[Saved entries]
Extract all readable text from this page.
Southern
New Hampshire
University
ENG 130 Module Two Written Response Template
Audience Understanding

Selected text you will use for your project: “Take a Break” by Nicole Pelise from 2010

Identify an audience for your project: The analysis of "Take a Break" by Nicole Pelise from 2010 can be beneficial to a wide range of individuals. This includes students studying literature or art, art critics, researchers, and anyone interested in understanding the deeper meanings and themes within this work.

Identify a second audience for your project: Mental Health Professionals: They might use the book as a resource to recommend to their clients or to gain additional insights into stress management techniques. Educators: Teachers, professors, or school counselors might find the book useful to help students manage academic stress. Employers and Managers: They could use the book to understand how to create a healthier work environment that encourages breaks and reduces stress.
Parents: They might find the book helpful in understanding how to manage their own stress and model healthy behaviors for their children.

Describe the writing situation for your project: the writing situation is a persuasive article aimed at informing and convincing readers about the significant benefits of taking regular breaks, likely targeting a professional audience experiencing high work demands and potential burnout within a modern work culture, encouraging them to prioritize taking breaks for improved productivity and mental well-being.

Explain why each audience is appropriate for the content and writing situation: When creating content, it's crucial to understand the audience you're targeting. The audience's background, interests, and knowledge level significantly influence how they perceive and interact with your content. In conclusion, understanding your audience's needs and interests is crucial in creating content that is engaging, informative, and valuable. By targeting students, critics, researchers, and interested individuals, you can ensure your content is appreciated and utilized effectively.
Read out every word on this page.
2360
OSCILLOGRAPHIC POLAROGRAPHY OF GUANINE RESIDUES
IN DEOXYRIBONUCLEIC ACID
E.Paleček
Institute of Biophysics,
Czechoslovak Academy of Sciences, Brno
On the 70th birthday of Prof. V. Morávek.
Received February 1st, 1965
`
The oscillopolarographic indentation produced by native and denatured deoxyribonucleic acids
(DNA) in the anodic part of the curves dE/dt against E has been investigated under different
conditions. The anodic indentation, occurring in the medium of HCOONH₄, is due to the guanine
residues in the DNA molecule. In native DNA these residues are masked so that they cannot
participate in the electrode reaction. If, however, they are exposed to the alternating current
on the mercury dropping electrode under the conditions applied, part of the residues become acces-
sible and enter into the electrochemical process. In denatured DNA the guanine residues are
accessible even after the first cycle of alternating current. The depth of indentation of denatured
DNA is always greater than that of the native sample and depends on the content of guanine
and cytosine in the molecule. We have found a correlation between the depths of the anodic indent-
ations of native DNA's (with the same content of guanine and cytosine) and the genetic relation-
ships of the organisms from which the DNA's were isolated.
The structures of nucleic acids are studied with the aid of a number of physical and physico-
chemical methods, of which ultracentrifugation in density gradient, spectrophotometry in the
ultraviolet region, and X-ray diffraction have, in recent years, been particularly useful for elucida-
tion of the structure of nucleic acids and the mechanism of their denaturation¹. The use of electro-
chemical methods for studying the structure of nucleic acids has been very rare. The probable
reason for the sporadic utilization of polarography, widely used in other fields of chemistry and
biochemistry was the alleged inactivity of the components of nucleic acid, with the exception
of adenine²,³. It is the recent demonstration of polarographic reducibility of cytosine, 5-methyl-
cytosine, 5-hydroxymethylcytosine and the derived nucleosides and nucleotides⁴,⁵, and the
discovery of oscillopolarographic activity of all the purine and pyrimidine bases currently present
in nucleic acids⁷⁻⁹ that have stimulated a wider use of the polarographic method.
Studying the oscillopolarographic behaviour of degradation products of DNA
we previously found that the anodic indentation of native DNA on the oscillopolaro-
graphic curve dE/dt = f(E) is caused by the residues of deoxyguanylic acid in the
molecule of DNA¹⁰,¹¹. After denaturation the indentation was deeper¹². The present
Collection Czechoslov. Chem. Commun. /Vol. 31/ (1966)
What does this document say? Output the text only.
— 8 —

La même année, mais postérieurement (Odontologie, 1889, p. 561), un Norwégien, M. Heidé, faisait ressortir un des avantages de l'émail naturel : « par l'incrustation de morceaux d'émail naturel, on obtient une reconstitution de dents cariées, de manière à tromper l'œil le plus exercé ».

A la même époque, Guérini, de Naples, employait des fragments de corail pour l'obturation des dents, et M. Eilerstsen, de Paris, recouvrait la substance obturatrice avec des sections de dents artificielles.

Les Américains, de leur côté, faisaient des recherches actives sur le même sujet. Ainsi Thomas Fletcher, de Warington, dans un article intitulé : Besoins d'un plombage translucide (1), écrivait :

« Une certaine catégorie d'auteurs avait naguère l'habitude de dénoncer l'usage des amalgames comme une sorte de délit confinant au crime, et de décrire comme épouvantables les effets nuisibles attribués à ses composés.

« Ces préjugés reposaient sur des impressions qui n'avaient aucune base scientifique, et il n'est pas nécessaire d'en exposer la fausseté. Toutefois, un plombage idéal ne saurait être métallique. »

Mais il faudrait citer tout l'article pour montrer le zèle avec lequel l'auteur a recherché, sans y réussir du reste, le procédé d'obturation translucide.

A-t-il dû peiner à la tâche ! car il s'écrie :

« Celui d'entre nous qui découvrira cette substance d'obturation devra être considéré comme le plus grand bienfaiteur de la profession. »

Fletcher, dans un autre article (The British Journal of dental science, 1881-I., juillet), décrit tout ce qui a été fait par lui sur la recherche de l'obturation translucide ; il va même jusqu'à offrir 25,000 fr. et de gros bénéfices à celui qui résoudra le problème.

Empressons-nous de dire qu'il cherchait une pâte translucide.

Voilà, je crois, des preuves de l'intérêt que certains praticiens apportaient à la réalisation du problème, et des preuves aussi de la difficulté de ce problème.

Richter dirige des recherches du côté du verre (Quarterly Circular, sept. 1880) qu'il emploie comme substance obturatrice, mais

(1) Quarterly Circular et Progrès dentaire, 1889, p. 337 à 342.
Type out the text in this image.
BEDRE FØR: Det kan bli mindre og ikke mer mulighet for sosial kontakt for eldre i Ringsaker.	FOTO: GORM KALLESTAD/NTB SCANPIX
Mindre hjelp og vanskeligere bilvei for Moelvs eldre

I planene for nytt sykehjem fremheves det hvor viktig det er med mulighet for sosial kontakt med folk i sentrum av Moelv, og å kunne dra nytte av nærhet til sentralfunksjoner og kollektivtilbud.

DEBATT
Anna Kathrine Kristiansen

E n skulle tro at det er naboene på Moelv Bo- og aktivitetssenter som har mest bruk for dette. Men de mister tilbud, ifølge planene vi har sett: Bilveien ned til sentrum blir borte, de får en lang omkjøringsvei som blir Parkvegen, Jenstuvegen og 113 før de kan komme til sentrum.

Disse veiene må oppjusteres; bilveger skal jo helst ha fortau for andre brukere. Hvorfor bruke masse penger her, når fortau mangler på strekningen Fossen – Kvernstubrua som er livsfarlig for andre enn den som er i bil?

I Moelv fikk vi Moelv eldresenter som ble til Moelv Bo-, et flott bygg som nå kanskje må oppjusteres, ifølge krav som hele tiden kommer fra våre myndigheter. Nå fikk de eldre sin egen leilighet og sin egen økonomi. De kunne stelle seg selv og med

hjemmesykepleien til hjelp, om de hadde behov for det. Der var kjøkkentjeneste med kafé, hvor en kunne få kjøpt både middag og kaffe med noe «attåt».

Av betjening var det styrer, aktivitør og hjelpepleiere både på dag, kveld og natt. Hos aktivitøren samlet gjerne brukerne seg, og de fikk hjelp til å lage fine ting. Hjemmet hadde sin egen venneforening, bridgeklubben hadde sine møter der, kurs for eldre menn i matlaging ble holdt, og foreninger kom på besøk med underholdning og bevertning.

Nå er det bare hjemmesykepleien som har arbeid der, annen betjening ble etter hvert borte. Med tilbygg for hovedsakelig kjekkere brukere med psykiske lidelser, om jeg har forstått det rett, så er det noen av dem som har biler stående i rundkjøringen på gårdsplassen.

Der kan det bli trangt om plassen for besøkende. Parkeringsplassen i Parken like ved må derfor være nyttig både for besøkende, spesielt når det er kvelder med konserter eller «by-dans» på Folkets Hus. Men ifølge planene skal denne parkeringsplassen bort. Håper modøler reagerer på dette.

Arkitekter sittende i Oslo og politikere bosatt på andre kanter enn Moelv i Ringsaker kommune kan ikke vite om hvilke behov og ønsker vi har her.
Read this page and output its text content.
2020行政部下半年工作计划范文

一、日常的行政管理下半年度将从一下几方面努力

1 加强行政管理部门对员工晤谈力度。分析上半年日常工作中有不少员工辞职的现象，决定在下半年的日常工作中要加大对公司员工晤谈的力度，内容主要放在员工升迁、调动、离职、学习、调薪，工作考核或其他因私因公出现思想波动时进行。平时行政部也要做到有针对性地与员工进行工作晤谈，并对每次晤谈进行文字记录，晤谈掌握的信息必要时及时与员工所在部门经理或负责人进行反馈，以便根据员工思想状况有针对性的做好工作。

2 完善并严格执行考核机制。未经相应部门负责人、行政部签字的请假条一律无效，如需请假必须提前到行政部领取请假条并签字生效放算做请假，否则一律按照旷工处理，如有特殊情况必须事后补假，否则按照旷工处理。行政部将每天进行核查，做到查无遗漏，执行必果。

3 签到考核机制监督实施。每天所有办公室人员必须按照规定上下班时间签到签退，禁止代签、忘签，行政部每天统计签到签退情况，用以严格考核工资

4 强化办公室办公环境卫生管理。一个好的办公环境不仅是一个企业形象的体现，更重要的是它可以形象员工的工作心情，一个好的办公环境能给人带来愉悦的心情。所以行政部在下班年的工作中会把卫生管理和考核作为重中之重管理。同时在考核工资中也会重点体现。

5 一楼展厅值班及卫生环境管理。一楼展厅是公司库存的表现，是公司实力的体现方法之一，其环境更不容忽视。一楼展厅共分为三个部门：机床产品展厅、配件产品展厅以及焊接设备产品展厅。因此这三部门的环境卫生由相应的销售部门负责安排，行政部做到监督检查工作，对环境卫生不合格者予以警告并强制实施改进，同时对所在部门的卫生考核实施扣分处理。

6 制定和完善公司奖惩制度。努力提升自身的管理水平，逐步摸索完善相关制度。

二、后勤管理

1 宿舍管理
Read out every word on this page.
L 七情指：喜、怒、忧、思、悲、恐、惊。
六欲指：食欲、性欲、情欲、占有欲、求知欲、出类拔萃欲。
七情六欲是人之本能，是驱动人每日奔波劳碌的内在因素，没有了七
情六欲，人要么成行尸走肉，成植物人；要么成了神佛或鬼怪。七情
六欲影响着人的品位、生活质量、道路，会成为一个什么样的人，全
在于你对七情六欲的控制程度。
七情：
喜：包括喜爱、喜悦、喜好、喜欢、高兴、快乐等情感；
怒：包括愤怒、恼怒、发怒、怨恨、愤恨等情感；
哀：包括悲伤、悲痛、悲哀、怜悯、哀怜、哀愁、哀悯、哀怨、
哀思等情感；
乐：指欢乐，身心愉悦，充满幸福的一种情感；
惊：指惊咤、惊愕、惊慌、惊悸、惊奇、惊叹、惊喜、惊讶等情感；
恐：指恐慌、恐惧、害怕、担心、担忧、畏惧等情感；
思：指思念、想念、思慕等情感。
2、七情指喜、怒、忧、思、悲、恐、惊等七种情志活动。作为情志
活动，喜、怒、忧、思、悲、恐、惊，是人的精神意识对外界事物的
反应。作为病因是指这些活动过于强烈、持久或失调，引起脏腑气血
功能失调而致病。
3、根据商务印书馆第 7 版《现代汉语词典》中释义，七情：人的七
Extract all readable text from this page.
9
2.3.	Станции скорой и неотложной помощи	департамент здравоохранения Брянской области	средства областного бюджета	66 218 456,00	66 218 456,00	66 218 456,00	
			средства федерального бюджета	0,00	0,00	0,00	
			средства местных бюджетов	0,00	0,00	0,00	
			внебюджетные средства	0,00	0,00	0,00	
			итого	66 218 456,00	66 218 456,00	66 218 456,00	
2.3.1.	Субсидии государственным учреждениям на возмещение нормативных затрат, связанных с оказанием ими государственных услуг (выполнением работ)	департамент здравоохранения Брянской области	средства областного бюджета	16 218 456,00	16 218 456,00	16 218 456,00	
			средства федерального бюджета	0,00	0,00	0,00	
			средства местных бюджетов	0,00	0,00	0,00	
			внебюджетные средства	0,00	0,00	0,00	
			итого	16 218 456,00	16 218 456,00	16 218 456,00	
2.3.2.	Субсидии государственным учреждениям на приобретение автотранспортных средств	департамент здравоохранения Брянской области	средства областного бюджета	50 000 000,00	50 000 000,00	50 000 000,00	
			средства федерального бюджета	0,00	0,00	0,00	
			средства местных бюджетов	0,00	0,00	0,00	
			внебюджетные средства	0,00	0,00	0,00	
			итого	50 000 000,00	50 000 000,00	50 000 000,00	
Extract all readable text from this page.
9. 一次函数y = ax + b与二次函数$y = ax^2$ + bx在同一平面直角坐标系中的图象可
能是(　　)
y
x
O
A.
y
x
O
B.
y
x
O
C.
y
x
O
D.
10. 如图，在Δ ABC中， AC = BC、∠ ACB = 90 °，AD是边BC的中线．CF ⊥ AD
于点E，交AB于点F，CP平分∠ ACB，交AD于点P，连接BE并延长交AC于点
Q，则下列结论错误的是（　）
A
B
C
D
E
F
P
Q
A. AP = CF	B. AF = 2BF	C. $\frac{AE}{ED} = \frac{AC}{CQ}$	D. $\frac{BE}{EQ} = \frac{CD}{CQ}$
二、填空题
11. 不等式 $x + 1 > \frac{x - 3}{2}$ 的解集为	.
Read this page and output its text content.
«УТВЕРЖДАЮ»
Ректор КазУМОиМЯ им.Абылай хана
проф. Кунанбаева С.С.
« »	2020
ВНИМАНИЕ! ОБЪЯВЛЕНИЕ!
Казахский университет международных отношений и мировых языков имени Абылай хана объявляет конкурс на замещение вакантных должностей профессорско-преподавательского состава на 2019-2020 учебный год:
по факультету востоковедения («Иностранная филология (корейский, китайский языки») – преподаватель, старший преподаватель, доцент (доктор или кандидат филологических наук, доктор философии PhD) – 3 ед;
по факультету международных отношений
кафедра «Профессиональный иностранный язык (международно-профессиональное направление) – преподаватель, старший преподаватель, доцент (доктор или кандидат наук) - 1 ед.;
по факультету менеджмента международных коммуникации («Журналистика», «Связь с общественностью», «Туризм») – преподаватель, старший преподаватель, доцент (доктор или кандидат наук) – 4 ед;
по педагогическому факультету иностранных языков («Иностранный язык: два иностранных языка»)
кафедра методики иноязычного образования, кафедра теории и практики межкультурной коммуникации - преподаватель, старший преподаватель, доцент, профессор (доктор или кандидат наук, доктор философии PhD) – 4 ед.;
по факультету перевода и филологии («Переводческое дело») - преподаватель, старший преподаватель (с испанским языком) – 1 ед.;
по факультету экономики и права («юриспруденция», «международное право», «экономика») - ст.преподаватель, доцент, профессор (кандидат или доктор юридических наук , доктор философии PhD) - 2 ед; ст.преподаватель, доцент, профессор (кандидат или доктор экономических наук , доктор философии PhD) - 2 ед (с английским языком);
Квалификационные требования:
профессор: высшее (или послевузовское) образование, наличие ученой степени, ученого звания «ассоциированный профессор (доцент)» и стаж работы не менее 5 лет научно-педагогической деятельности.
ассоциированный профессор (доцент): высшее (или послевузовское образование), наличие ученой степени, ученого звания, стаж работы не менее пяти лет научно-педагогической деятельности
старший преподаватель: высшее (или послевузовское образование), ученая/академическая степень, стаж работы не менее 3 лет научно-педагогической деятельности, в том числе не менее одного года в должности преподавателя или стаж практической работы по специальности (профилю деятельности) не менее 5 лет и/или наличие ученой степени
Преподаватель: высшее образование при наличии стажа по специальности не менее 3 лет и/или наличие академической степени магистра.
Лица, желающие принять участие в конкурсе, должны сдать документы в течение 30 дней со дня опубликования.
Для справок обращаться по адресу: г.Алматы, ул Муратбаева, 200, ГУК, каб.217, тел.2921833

**Challenge**
Return each line with "sosial".

**Output for this task**
BEDRE FØR: Det kan bli mindre og ikke mer mulighet for sosial kontakt for eldre i Ringsaker.	FOTO: GORM KALLESTAD/NTB SCANPIX
I planene for nytt sykehjem fremheves det hvor viktig det er med mulighet for sosial kontakt med folk i sentrum av Moelv, og å kunne dra nytte av nærhet til sentralfunksjoner og kollektivtilbud.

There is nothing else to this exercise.